EXERCISE INSTRUCTIONS
Exclude images, then output the remaining data verbatim.

--- Start MATERIAL PROVIDED ---

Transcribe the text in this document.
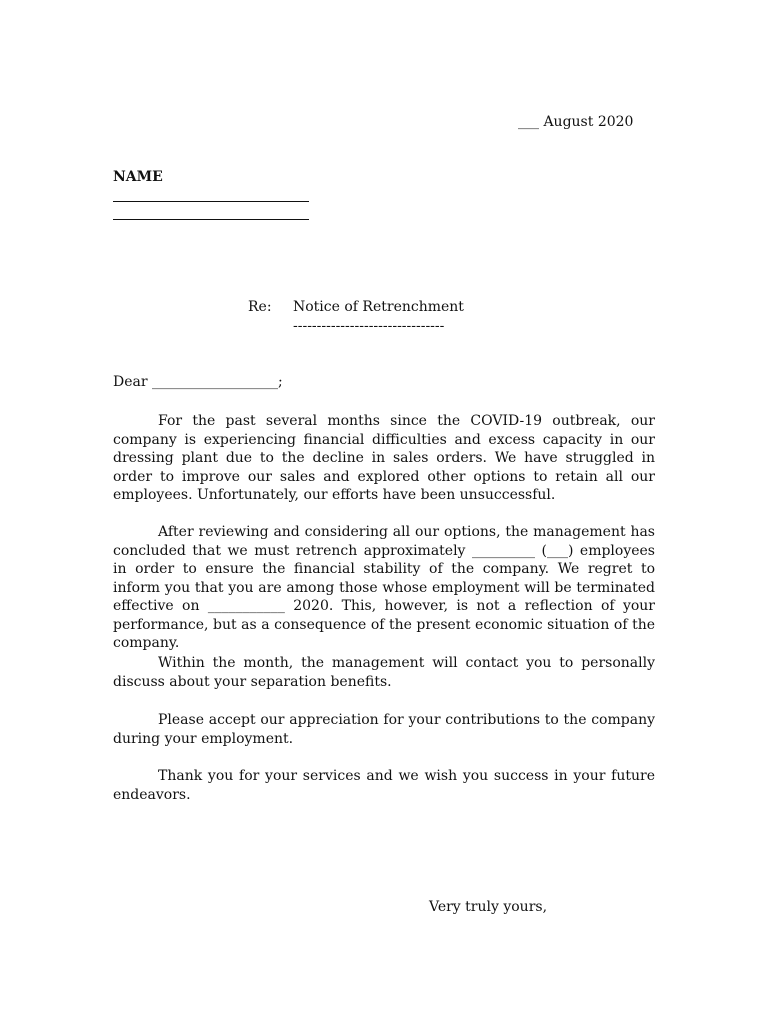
___ August 2020
NAME
Re: Notice of Retrenchment
--------------------------------
Dear __________________;

For the past several months since the COVID-19 outbreak, our company is experiencing financial difficulties and excess capacity in our dressing plant due to the decline in sales orders. We have struggled in order to improve our sales and explored other options to retain all our employees. Unfortunately, our efforts have been unsuccessful.

After reviewing and considering all our options, the management has concluded that we must retrench approximately _________ (___) employees in order to ensure the financial stability of the company. We regret to inform you that you are among those whose employment will be terminated effective on ___________ 2020. This, however, is not a reflection of your performance, but as a consequence of the present economic situation of the company.

Within the month, the management will contact you to personally discuss about your separation benefits.

Please accept our appreciation for your contributions to the company during your employment.

Thank you for your services and we wish you success in your future endeavors.

Very truly yours,
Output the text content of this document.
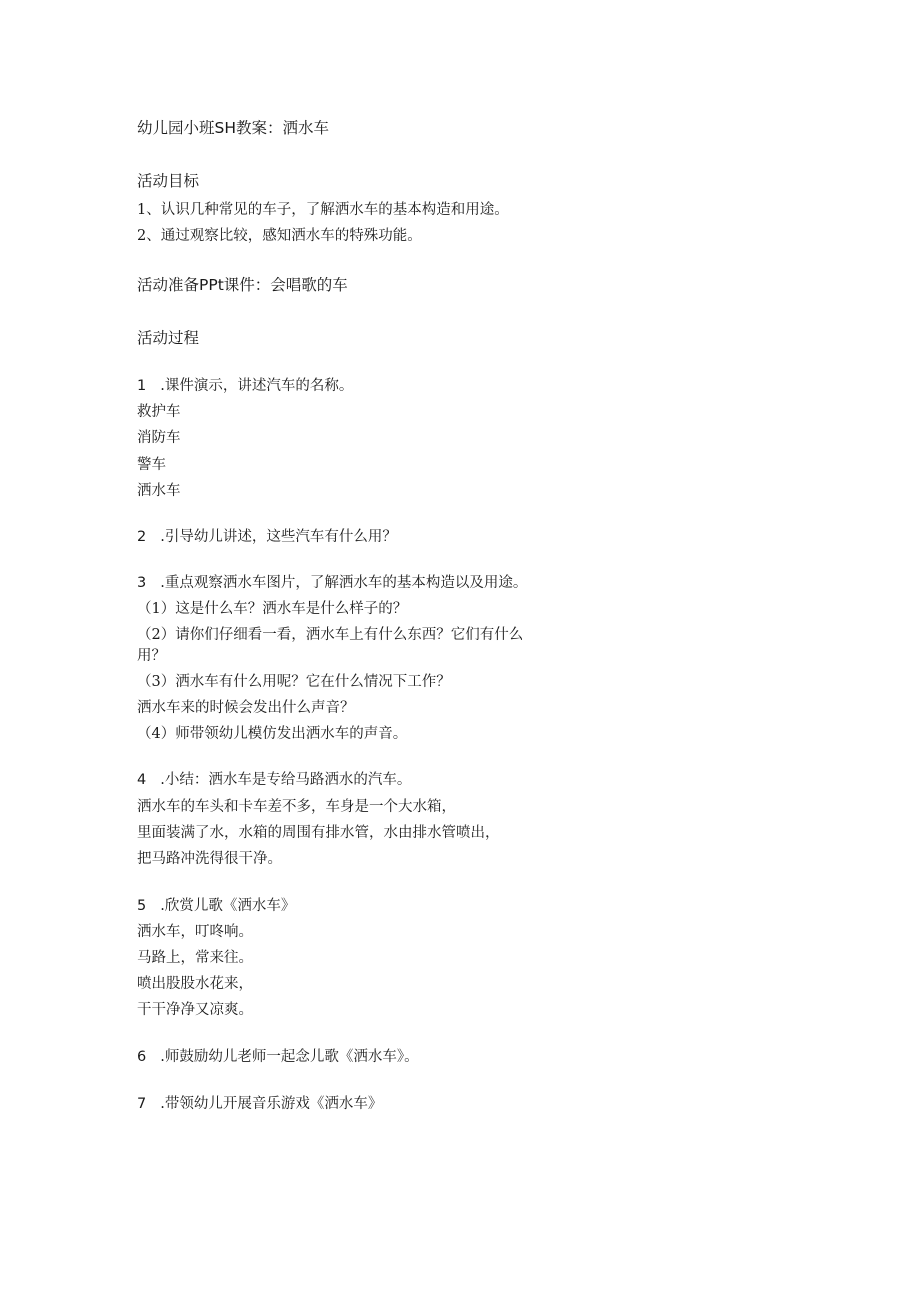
幼儿园小班SH教案：洒水车
活动目标
1、认识几种常见的车子，了解洒水车的基本构造和用途。
2、通过观察比较，感知洒水车的特殊功能。
活动准备PPt课件：会唱歌的车
活动过程
1 .课件演示，讲述汽车的名称。
救护车
消防车
警车
洒水车
2 .引导幼儿讲述，这些汽车有什么用？
3 .重点观察洒水车图片，了解洒水车的基本构造以及用途。
（1）这是什么车？洒水车是什么样子的？
（2）请你们仔细看一看，洒水车上有什么东西？它们有什么
用？
（3）洒水车有什么用呢？它在什么情况下工作？
洒水车来的时候会发出什么声音？
（4）师带领幼儿模仿发出洒水车的声音。
4 .小结：洒水车是专给马路洒水的汽车。
洒水车的车头和卡车差不多，车身是一个大水箱，
里面装满了水，水箱的周围有排水管，水由排水管喷出，
把马路冲洗得很干净。
5 .欣赏儿歌《洒水车》
洒水车，叮咚响。
马路上，常来往。
喷出股股水花来，
干干净净又凉爽。
6 .师鼓励幼儿老师一起念儿歌《洒水车》。
7 .带领幼儿开展音乐游戏《洒水车》
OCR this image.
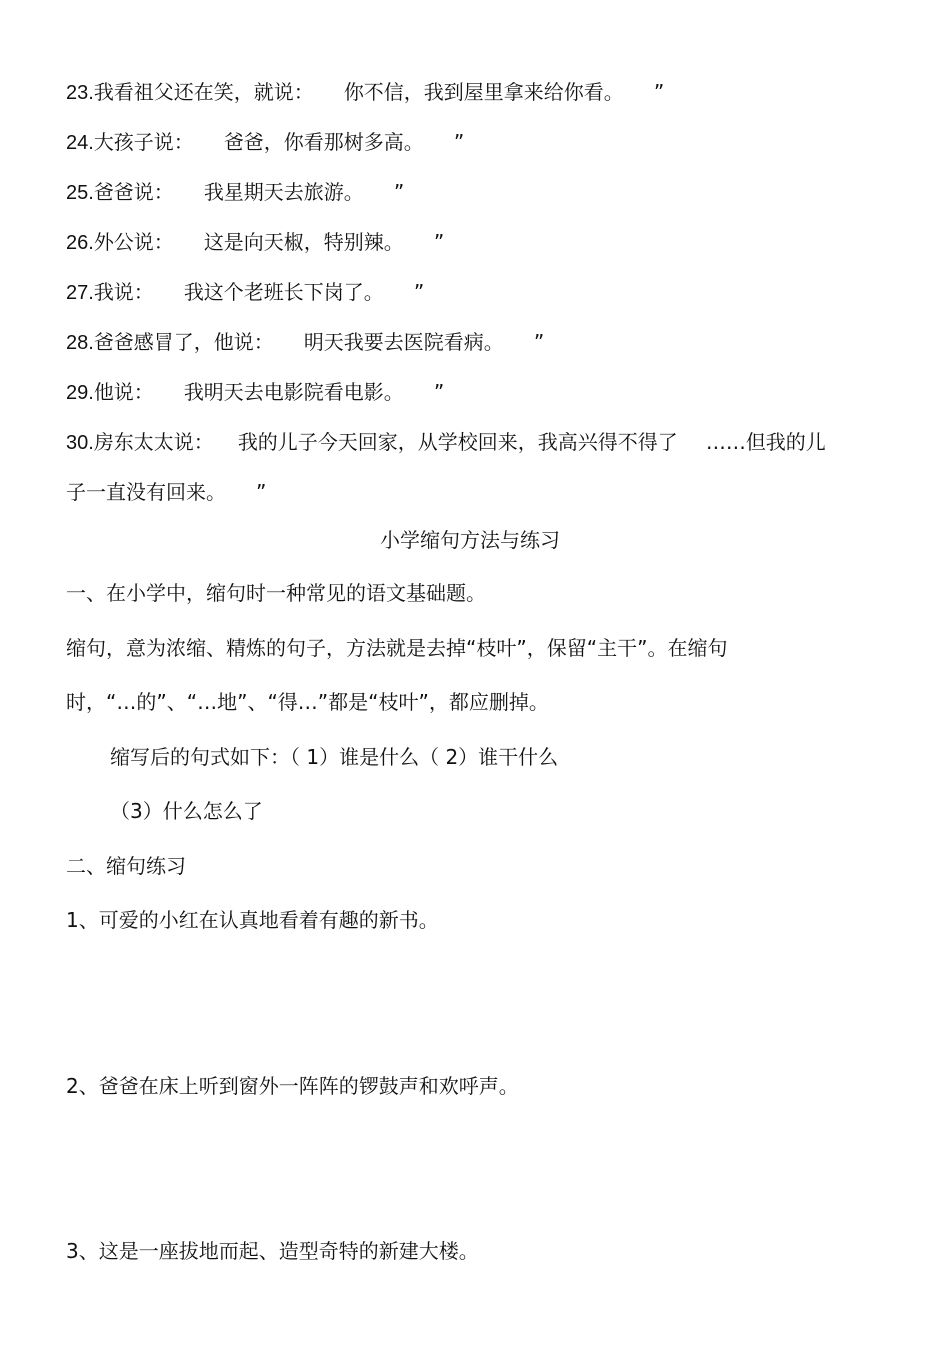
23.我看祖父还在笑，就说： 你不信，我到屋里拿来给你看。 ”
24.大孩子说： 爸爸，你看那树多高。 ”
25.爸爸说： 我星期天去旅游。 ”
26.外公说： 这是向天椒，特别辣。 ”
27.我说： 我这个老班长下岗了。 ”
28.爸爸感冒了，他说： 明天我要去医院看病。 ”
29.他说： 我明天去电影院看电影。 ”
30.房东太太说： 我的儿子今天回家，从学校回来，我高兴得不得了 ……但我的儿
子一直没有回来。 ”
小学缩句方法与练习
一、在小学中，缩句时一种常见的语文基础题。
缩句，意为浓缩、精炼的句子，方法就是去掉“枝叶”，保留“主干”。在缩句
时，“…的”、“…地”、“得…”都是“枝叶”，都应删掉。
缩写后的句式如下：（ 1）谁是什么（ 2）谁干什么
（3）什么怎么了
二、缩句练习
1、可爱的小红在认真地看着有趣的新书。
2、爸爸在床上听到窗外一阵阵的锣鼓声和欢呼声。
3、这是一座拔地而起、造型奇特的新建大楼。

--- End MATERIAL PROVIDED ---

TASK RESULT
Transcribe the text in this document.
___ August 2020
NAME
Re: Notice of Retrenchment
--------------------------------
Dear __________________;

For the past several months since the COVID-19 outbreak, our company is experiencing financial difficulties and excess capacity in our dressing plant due to the decline in sales orders. We have struggled in order to improve our sales and explored other options to retain all our employees. Unfortunately, our efforts have been unsuccessful.

After reviewing and considering all our options, the management has concluded that we must retrench approximately _________ (___) employees in order to ensure the financial stability of the company. We regret to inform you that you are among those whose employment will be terminated effective on ___________ 2020. This, however, is not a reflection of your performance, but as a consequence of the present economic situation of the company.

Within the month, the management will contact you to personally discuss about your separation benefits.

Please accept our appreciation for your contributions to the company during your employment.

Thank you for your services and we wish you success in your future endeavors.

Very truly yours,
Output the text content of this document.
幼儿园小班SH教案：洒水车
活动目标
1、认识几种常见的车子，了解洒水车的基本构造和用途。
2、通过观察比较，感知洒水车的特殊功能。
活动准备PPt课件：会唱歌的车
活动过程
1 .课件演示，讲述汽车的名称。
救护车
消防车
警车
洒水车
2 .引导幼儿讲述，这些汽车有什么用？
3 .重点观察洒水车图片，了解洒水车的基本构造以及用途。
（1）这是什么车？洒水车是什么样子的？
（2）请你们仔细看一看，洒水车上有什么东西？它们有什么
用？
（3）洒水车有什么用呢？它在什么情况下工作？
洒水车来的时候会发出什么声音？
（4）师带领幼儿模仿发出洒水车的声音。
4 .小结：洒水车是专给马路洒水的汽车。
洒水车的车头和卡车差不多，车身是一个大水箱，
里面装满了水，水箱的周围有排水管，水由排水管喷出，
把马路冲洗得很干净。
5 .欣赏儿歌《洒水车》
洒水车，叮咚响。
马路上，常来往。
喷出股股水花来，
干干净净又凉爽。
6 .师鼓励幼儿老师一起念儿歌《洒水车》。
7 .带领幼儿开展音乐游戏《洒水车》
OCR this image.
23.我看祖父还在笑，就说： 你不信，我到屋里拿来给你看。 ”
24.大孩子说： 爸爸，你看那树多高。 ”
25.爸爸说： 我星期天去旅游。 ”
26.外公说： 这是向天椒，特别辣。 ”
27.我说： 我这个老班长下岗了。 ”
28.爸爸感冒了，他说： 明天我要去医院看病。 ”
29.他说： 我明天去电影院看电影。 ”
30.房东太太说： 我的儿子今天回家，从学校回来，我高兴得不得了 ……但我的儿
子一直没有回来。 ”
小学缩句方法与练习
一、在小学中，缩句时一种常见的语文基础题。
缩句，意为浓缩、精炼的句子，方法就是去掉“枝叶”，保留“主干”。在缩句
时，“…的”、“…地”、“得…”都是“枝叶”，都应删掉。
缩写后的句式如下：（ 1）谁是什么（ 2）谁干什么
（3）什么怎么了
二、缩句练习
1、可爱的小红在认真地看着有趣的新书。
2、爸爸在床上听到窗外一阵阵的锣鼓声和欢呼声。
3、这是一座拔地而起、造型奇特的新建大楼。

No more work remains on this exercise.